--- WHAT IS BEING ASKED ---
Drop all pictures and repeat exactly the lines from the line holding "Output the underlying" through the end of the records.

--- THE RECORDS ---

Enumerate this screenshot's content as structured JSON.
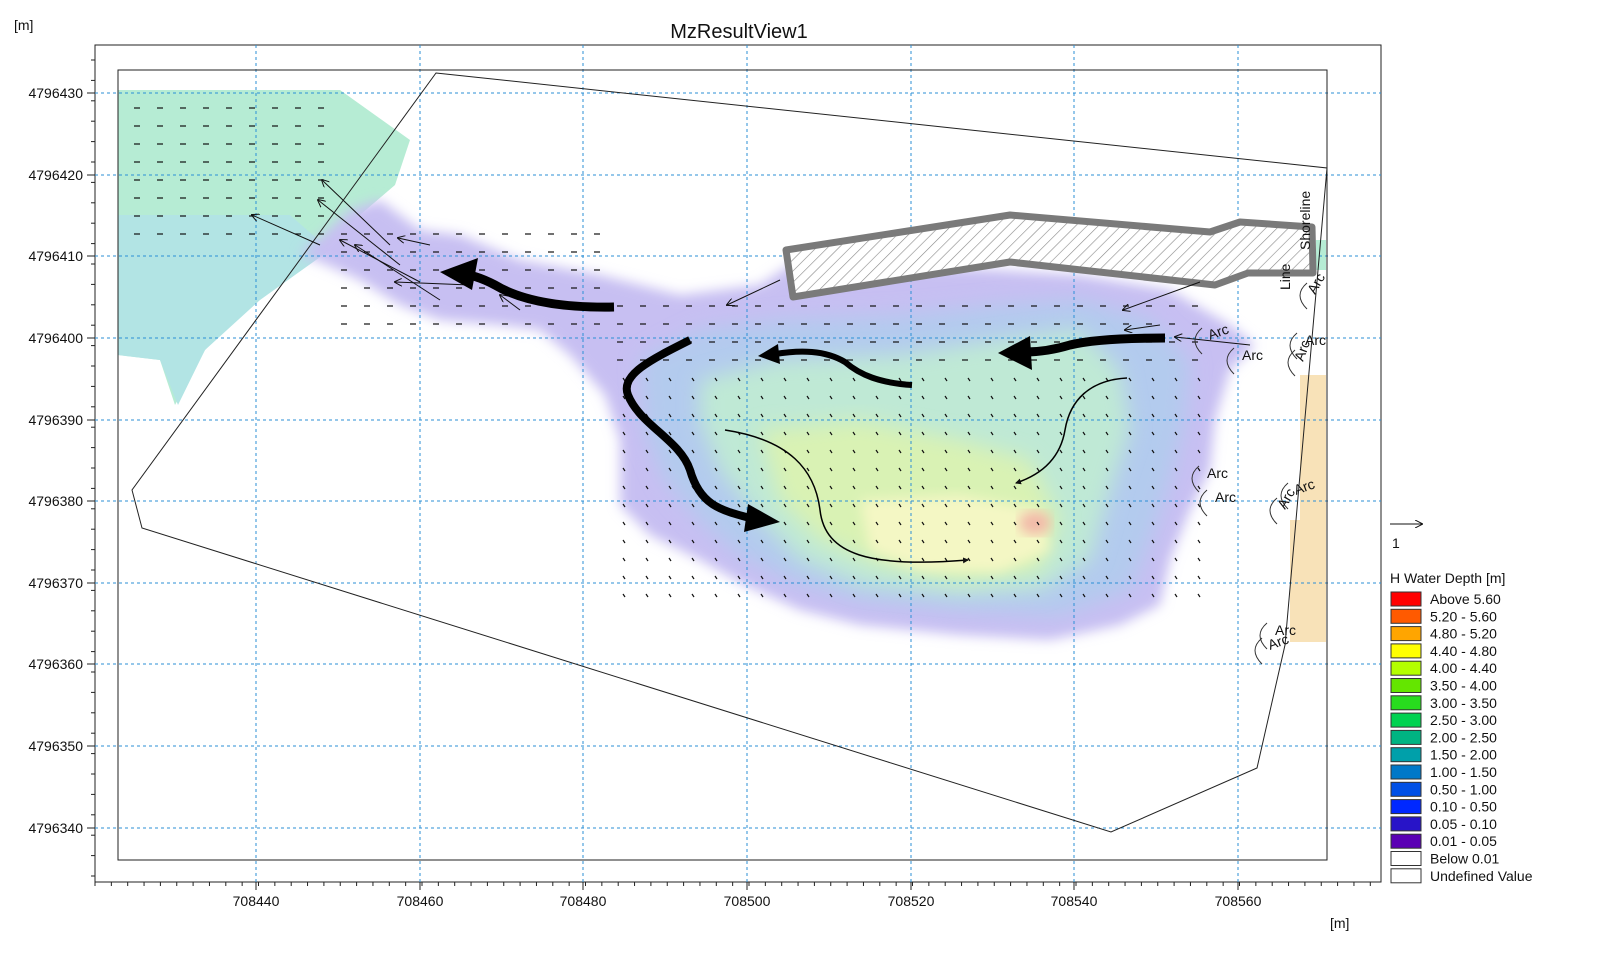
{
  "title": "MzResultView1",
  "y_unit": "[m]",
  "x_unit": "[m]",
  "y_ticks": [
    "4796430",
    "4796420",
    "4796410",
    "4796400",
    "4796390",
    "4796380",
    "4796370",
    "4796360",
    "4796350",
    "4796340"
  ],
  "x_ticks": [
    "708440",
    "708460",
    "708480",
    "708500",
    "708520",
    "708540",
    "708560"
  ],
  "arc_label": "Arc",
  "shoreline_labels": [
    "Line",
    "Shoreline"
  ],
  "legend": {
    "scale_value": "1",
    "title": "H Water Depth [m]",
    "items": [
      {
        "label": "Above 5.60",
        "color": "#ff0000"
      },
      {
        "label": "5.20 - 5.60",
        "color": "#ff5a00"
      },
      {
        "label": "4.80 - 5.20",
        "color": "#ffa500"
      },
      {
        "label": "4.40 - 4.80",
        "color": "#ffff00"
      },
      {
        "label": "4.00 - 4.40",
        "color": "#b4ff00"
      },
      {
        "label": "3.50 - 4.00",
        "color": "#64e600"
      },
      {
        "label": "3.00 - 3.50",
        "color": "#28dc1e"
      },
      {
        "label": "2.50 - 3.00",
        "color": "#00d250"
      },
      {
        "label": "2.00 - 2.50",
        "color": "#00b482"
      },
      {
        "label": "1.50 - 2.00",
        "color": "#00a0aa"
      },
      {
        "label": "1.00 - 1.50",
        "color": "#0078c8"
      },
      {
        "label": "0.50 - 1.00",
        "color": "#0050e6"
      },
      {
        "label": "0.10 - 0.50",
        "color": "#0028ff"
      },
      {
        "label": "0.05 - 0.10",
        "color": "#2814c8"
      },
      {
        "label": "0.01 - 0.05",
        "color": "#5a00b4"
      },
      {
        "label": "Below 0.01",
        "color": "#ffffff"
      },
      {
        "label": "Undefined Value",
        "color": "#ffffff"
      }
    ]
  }
}
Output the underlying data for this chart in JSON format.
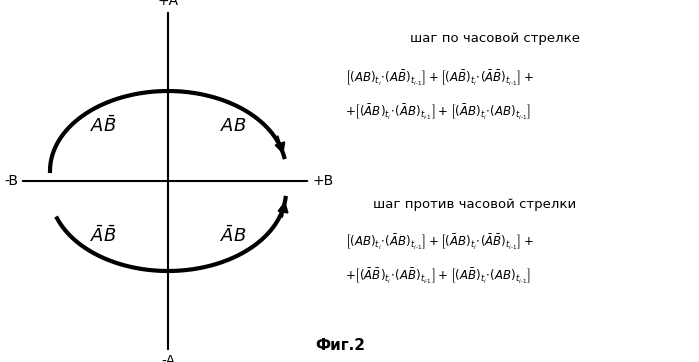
{
  "bg_color": "#ffffff",
  "title": "Фиг.2",
  "axis_top": "+A",
  "axis_bottom": "-A",
  "axis_left": "-B",
  "axis_right": "+B",
  "quad_tl": "A$\\bar{B}$",
  "quad_tr": "AB",
  "quad_bl": "$\\bar{A}\\bar{B}$",
  "quad_br": "$\\bar{A}B$",
  "cw_title": "шаг по часовой стрелке",
  "ccw_title": "шаг против часовой стрелки",
  "cw_f1": "$[(AB)_{t_i}\\!\\cdot\\!(A\\bar{B})_{t_{i\\text{-}1}}]+[(A\\bar{B})_{t_i}\\!\\cdot\\!(\\bar{A}\\bar{B})_{t_{i\\text{-}1}}]+$",
  "cw_f2": "$+[(\\bar{A}B)_{t_i}\\!\\cdot\\!(\\bar{A}B)_{t_{i\\text{-}1}}]+[(\\bar{A}B)_{t_i}\\!\\cdot\\!(AB)_{t_{i\\text{-}1}}]$",
  "ccw_f1": "$[(AB)_{t_i}\\!\\cdot\\!(\\bar{A}B)_{t_{i\\text{-}1}}]+[(\\bar{A}B)_{t_i}\\!\\cdot\\!(\\bar{A}\\bar{B})_{t_{i\\text{-}1}}]+$",
  "ccw_f2": "$+[(\\bar{A}\\bar{B})_{t_i}\\!\\cdot\\!(A\\bar{B})_{t_{i\\text{-}1}}]+[(A\\bar{B})_{t_i}\\!\\cdot\\!(AB)_{t_{i\\text{-}1}}]$"
}
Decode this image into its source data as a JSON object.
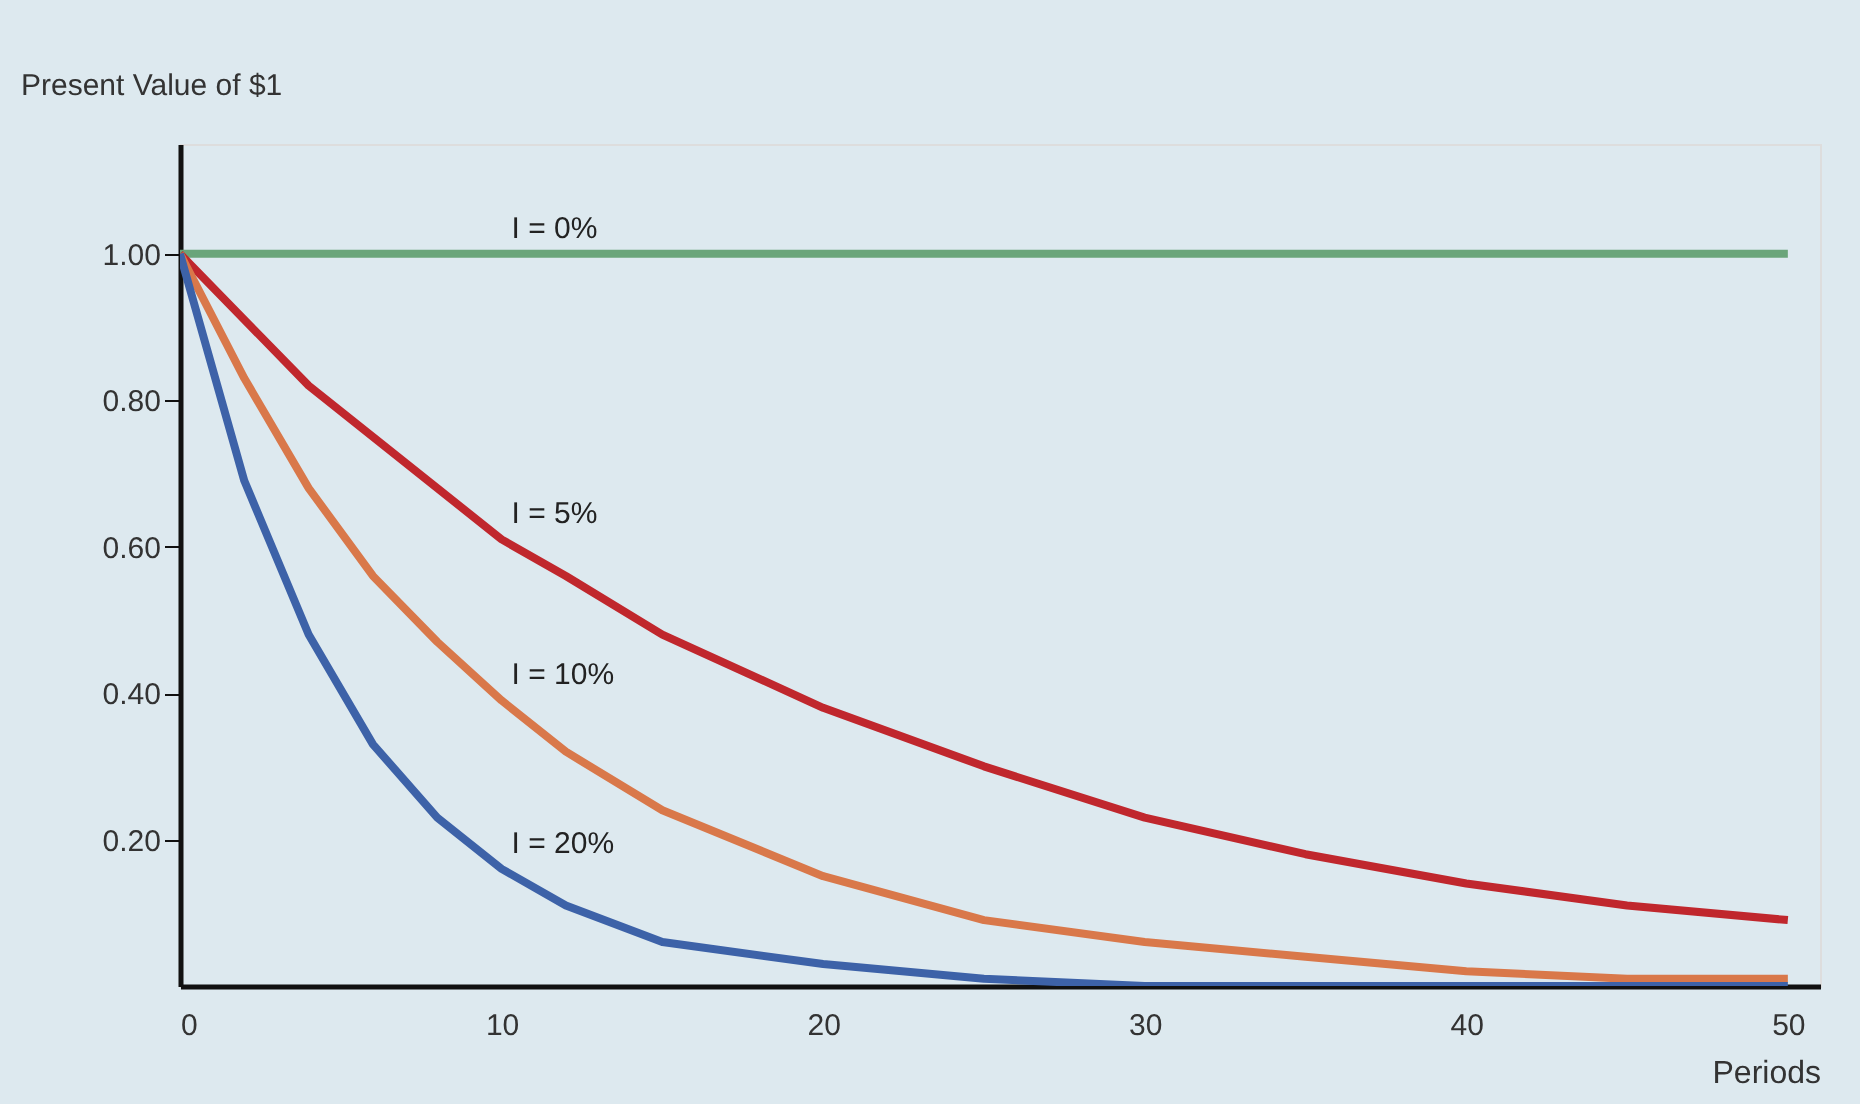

--- TASK OUTPUT ---
Output the underlying data for this chart in JSON format.
{
  "bg_color": "#ffffff",
  "title": "Фиг.2",
  "axis_top": "+A",
  "axis_bottom": "-A",
  "axis_left": "-B",
  "axis_right": "+B",
  "quad_tl": "A$\\bar{B}$",
  "quad_tr": "AB",
  "quad_bl": "$\\bar{A}\\bar{B}$",
  "quad_br": "$\\bar{A}B$",
  "cw_title": "шаг по часовой стрелке",
  "ccw_title": "шаг против часовой стрелки",
  "cw_f1": "$[(AB)_{t_i}\\!\\cdot\\!(A\\bar{B})_{t_{i\\text{-}1}}]+[(A\\bar{B})_{t_i}\\!\\cdot\\!(\\bar{A}\\bar{B})_{t_{i\\text{-}1}}]+$",
  "cw_f2": "$+[(\\bar{A}B)_{t_i}\\!\\cdot\\!(\\bar{A}B)_{t_{i\\text{-}1}}]+[(\\bar{A}B)_{t_i}\\!\\cdot\\!(AB)_{t_{i\\text{-}1}}]$",
  "ccw_f1": "$[(AB)_{t_i}\\!\\cdot\\!(\\bar{A}B)_{t_{i\\text{-}1}}]+[(\\bar{A}B)_{t_i}\\!\\cdot\\!(\\bar{A}\\bar{B})_{t_{i\\text{-}1}}]+$",
  "ccw_f2": "$+[(\\bar{A}\\bar{B})_{t_i}\\!\\cdot\\!(A\\bar{B})_{t_{i\\text{-}1}}]+[(A\\bar{B})_{t_i}\\!\\cdot\\!(AB)_{t_{i\\text{-}1}}]$"
}
Decode this image into its source data as a JSON object.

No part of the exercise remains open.